Rows from a figure dataset:
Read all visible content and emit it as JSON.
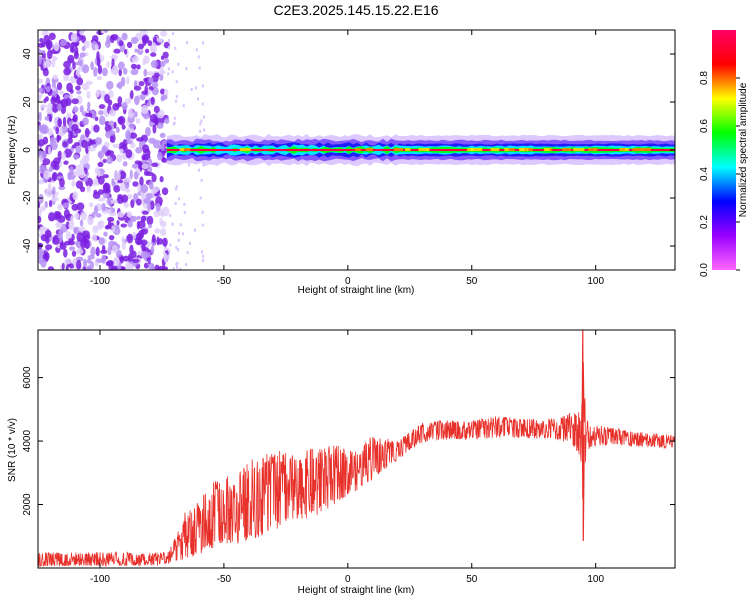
{
  "figure": {
    "title": "C2E3.2025.145.15.22.E16"
  },
  "colors": {
    "snr_line": "#e8302a",
    "spectro_bg_noise": "#7a1fe0",
    "spectro_light": "#d9c2ff",
    "axis": "#000000"
  },
  "chart_data": [
    {
      "type": "heatmap",
      "title": "C2E3.2025.145.15.22.E16",
      "xlabel": "Height of straight line (km)",
      "ylabel": "Frequency (Hz)",
      "xlim": [
        -125,
        132
      ],
      "ylim": [
        -50,
        50
      ],
      "x_ticks": [
        -100,
        -50,
        0,
        50,
        100
      ],
      "y_ticks": [
        -40,
        -20,
        0,
        20,
        40
      ],
      "colorbar": {
        "label": "Normalized spectral amplitude",
        "range": [
          0,
          1
        ],
        "ticks": [
          "0.0",
          "0.2",
          "0.4",
          "0.6",
          "0.8"
        ],
        "tick_values": [
          0.0,
          0.2,
          0.4,
          0.6,
          0.8
        ],
        "stops": [
          "#ff66ff",
          "#9900ff",
          "#0000ff",
          "#00ffff",
          "#00ff00",
          "#ffff00",
          "#ff0000",
          "#ff0066"
        ]
      },
      "regions": [
        {
          "x_range": [
            -125,
            -73
          ],
          "description_values": "broadband noise across all frequencies, amplitude ~0.05–0.15"
        },
        {
          "x_range": [
            -73,
            132
          ],
          "signal_frequency_hz": 0,
          "peak_amplitude": 0.95
        }
      ]
    },
    {
      "type": "line",
      "xlabel": "Height of straight line (km)",
      "ylabel": "SNR (10 * v/v)",
      "xlim": [
        -125,
        132
      ],
      "ylim": [
        0,
        7500
      ],
      "x_ticks": [
        -100,
        -50,
        0,
        50,
        100
      ],
      "y_ticks": [
        2000,
        4000,
        6000
      ],
      "series": [
        {
          "x": [
            -125,
            -110,
            -90,
            -75,
            -70,
            -65,
            -60,
            -55,
            -50,
            -45,
            -40,
            -35,
            -30,
            -25,
            -20,
            -15,
            -10,
            -5,
            0,
            5,
            10,
            15,
            20,
            25,
            30,
            40,
            50,
            60,
            70,
            80,
            90,
            94,
            95,
            96,
            100,
            110,
            120,
            132
          ],
          "y": [
            200,
            220,
            260,
            300,
            400,
            800,
            1100,
            1200,
            1500,
            1500,
            1800,
            1900,
            2100,
            2200,
            2300,
            2400,
            2500,
            2800,
            3000,
            3100,
            3300,
            3500,
            3700,
            3900,
            4200,
            4300,
            4350,
            4400,
            4400,
            4400,
            4300,
            4300,
            900,
            4200,
            4100,
            4100,
            4050,
            4000
          ],
          "envelope_max": [
            500,
            500,
            500,
            500,
            900,
            1900,
            2100,
            2700,
            2900,
            2900,
            3400,
            3500,
            3800,
            3700,
            3500,
            3800,
            3800,
            3900,
            3700,
            3800,
            4200,
            4100,
            4000,
            4300,
            4600,
            4650,
            4650,
            4800,
            4700,
            4700,
            4900,
            5000,
            7500,
            4800,
            4500,
            4400,
            4300,
            4200
          ],
          "envelope_min": [
            50,
            60,
            60,
            80,
            150,
            300,
            400,
            600,
            800,
            700,
            900,
            1000,
            1200,
            1300,
            1500,
            1600,
            1700,
            2000,
            2300,
            2500,
            2800,
            3100,
            3400,
            3700,
            3950,
            4050,
            4050,
            4100,
            4100,
            4050,
            3950,
            3500,
            850,
            3700,
            3850,
            3850,
            3800,
            3750
          ]
        }
      ]
    }
  ]
}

* WHAT YOU HAVE TO DO
From start to finish, output the listing exactly, but omit its pictures.

* TASK OUTPUT
Read all visible content and emit it as JSON.
{
  "figure": {
    "title": "C2E3.2025.145.15.22.E16"
  },
  "colors": {
    "snr_line": "#e8302a",
    "spectro_bg_noise": "#7a1fe0",
    "spectro_light": "#d9c2ff",
    "axis": "#000000"
  },
  "chart_data": [
    {
      "type": "heatmap",
      "title": "C2E3.2025.145.15.22.E16",
      "xlabel": "Height of straight line (km)",
      "ylabel": "Frequency (Hz)",
      "xlim": [
        -125,
        132
      ],
      "ylim": [
        -50,
        50
      ],
      "x_ticks": [
        -100,
        -50,
        0,
        50,
        100
      ],
      "y_ticks": [
        -40,
        -20,
        0,
        20,
        40
      ],
      "colorbar": {
        "label": "Normalized spectral amplitude",
        "range": [
          0,
          1
        ],
        "ticks": [
          "0.0",
          "0.2",
          "0.4",
          "0.6",
          "0.8"
        ],
        "tick_values": [
          0.0,
          0.2,
          0.4,
          0.6,
          0.8
        ],
        "stops": [
          "#ff66ff",
          "#9900ff",
          "#0000ff",
          "#00ffff",
          "#00ff00",
          "#ffff00",
          "#ff0000",
          "#ff0066"
        ]
      },
      "regions": [
        {
          "x_range": [
            -125,
            -73
          ],
          "description_values": "broadband noise across all frequencies, amplitude ~0.05–0.15"
        },
        {
          "x_range": [
            -73,
            132
          ],
          "signal_frequency_hz": 0,
          "peak_amplitude": 0.95
        }
      ]
    },
    {
      "type": "line",
      "xlabel": "Height of straight line (km)",
      "ylabel": "SNR (10 * v/v)",
      "xlim": [
        -125,
        132
      ],
      "ylim": [
        0,
        7500
      ],
      "x_ticks": [
        -100,
        -50,
        0,
        50,
        100
      ],
      "y_ticks": [
        2000,
        4000,
        6000
      ],
      "series": [
        {
          "x": [
            -125,
            -110,
            -90,
            -75,
            -70,
            -65,
            -60,
            -55,
            -50,
            -45,
            -40,
            -35,
            -30,
            -25,
            -20,
            -15,
            -10,
            -5,
            0,
            5,
            10,
            15,
            20,
            25,
            30,
            40,
            50,
            60,
            70,
            80,
            90,
            94,
            95,
            96,
            100,
            110,
            120,
            132
          ],
          "y": [
            200,
            220,
            260,
            300,
            400,
            800,
            1100,
            1200,
            1500,
            1500,
            1800,
            1900,
            2100,
            2200,
            2300,
            2400,
            2500,
            2800,
            3000,
            3100,
            3300,
            3500,
            3700,
            3900,
            4200,
            4300,
            4350,
            4400,
            4400,
            4400,
            4300,
            4300,
            900,
            4200,
            4100,
            4100,
            4050,
            4000
          ],
          "envelope_max": [
            500,
            500,
            500,
            500,
            900,
            1900,
            2100,
            2700,
            2900,
            2900,
            3400,
            3500,
            3800,
            3700,
            3500,
            3800,
            3800,
            3900,
            3700,
            3800,
            4200,
            4100,
            4000,
            4300,
            4600,
            4650,
            4650,
            4800,
            4700,
            4700,
            4900,
            5000,
            7500,
            4800,
            4500,
            4400,
            4300,
            4200
          ],
          "envelope_min": [
            50,
            60,
            60,
            80,
            150,
            300,
            400,
            600,
            800,
            700,
            900,
            1000,
            1200,
            1300,
            1500,
            1600,
            1700,
            2000,
            2300,
            2500,
            2800,
            3100,
            3400,
            3700,
            3950,
            4050,
            4050,
            4100,
            4100,
            4050,
            3950,
            3500,
            850,
            3700,
            3850,
            3850,
            3800,
            3750
          ]
        }
      ]
    }
  ]
}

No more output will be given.